▶ **The problem**: What is the number of lines in the data that hold the string "那么销售额增长的主要原因就不一定是引进个性商品"? Reply with that number only.

▶ **Given information**:
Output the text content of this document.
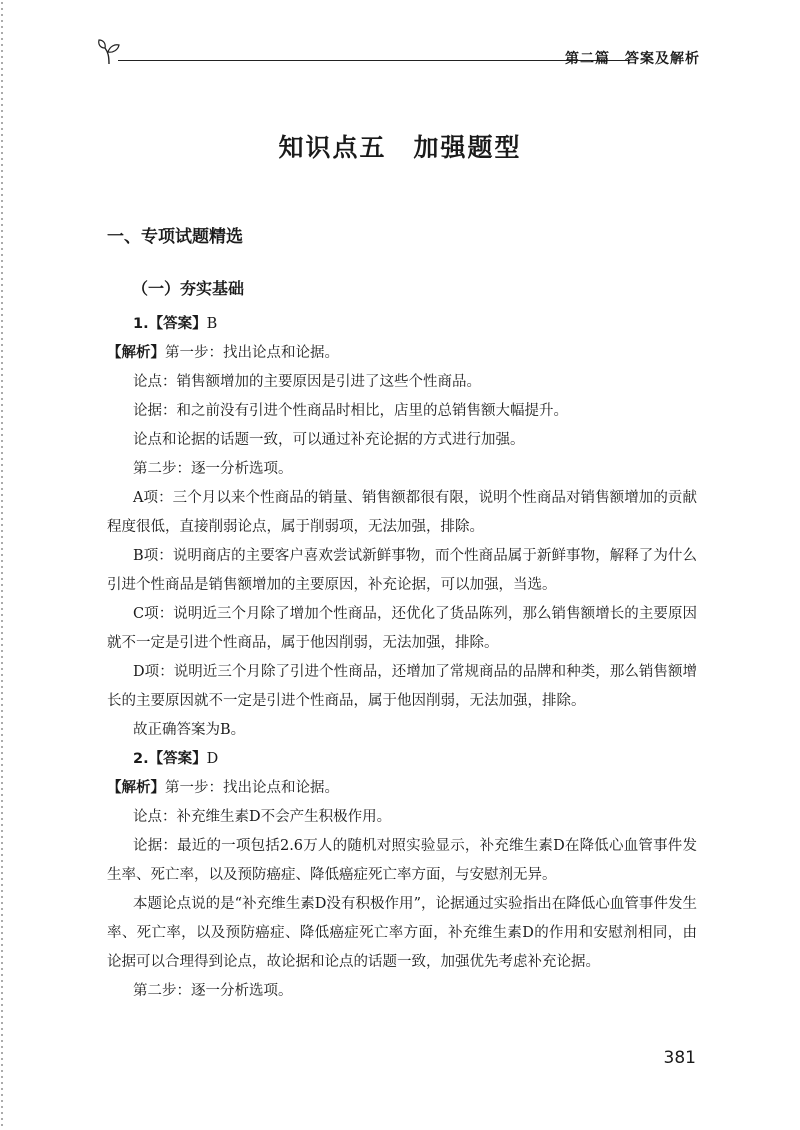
第二篇　答案及解析
知识点五　加强题型
一、专项试题精选
（一）夯实基础

1.【答案】B

【解析】第一步：找出论点和论据。

论点：销售额增加的主要原因是引进了这些个性商品。

论据：和之前没有引进个性商品时相比，店里的总销售额大幅提升。

论点和论据的话题一致，可以通过补充论据的方式进行加强。

第二步：逐一分析选项。

A项：三个月以来个性商品的销量、销售额都很有限，说明个性商品对销售额增加的贡献程度很低，直接削弱论点，属于削弱项，无法加强，排除。

B项：说明商店的主要客户喜欢尝试新鲜事物，而个性商品属于新鲜事物，解释了为什么引进个性商品是销售额增加的主要原因，补充论据，可以加强，当选。

C项：说明近三个月除了增加个性商品，还优化了货品陈列，那么销售额增长的主要原因就不一定是引进个性商品，属于他因削弱，无法加强，排除。

D项：说明近三个月除了引进个性商品，还增加了常规商品的品牌和种类，那么销售额增长的主要原因就不一定是引进个性商品，属于他因削弱，无法加强，排除。

故正确答案为B。

2.【答案】D

【解析】第一步：找出论点和论据。

论点：补充维生素D不会产生积极作用。

论据：最近的一项包括2.6万人的随机对照实验显示，补充维生素D在降低心血管事件发生率、死亡率，以及预防癌症、降低癌症死亡率方面，与安慰剂无异。

本题论点说的是“补充维生素D没有积极作用”，论据通过实验指出在降低心血管事件发生率、死亡率，以及预防癌症、降低癌症死亡率方面，补充维生素D的作用和安慰剂相同，由论据可以合理得到论点，故论据和论点的话题一致，加强优先考虑补充论据。

第二步：逐一分析选项。

381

▶ **Answer to the exercise**: 2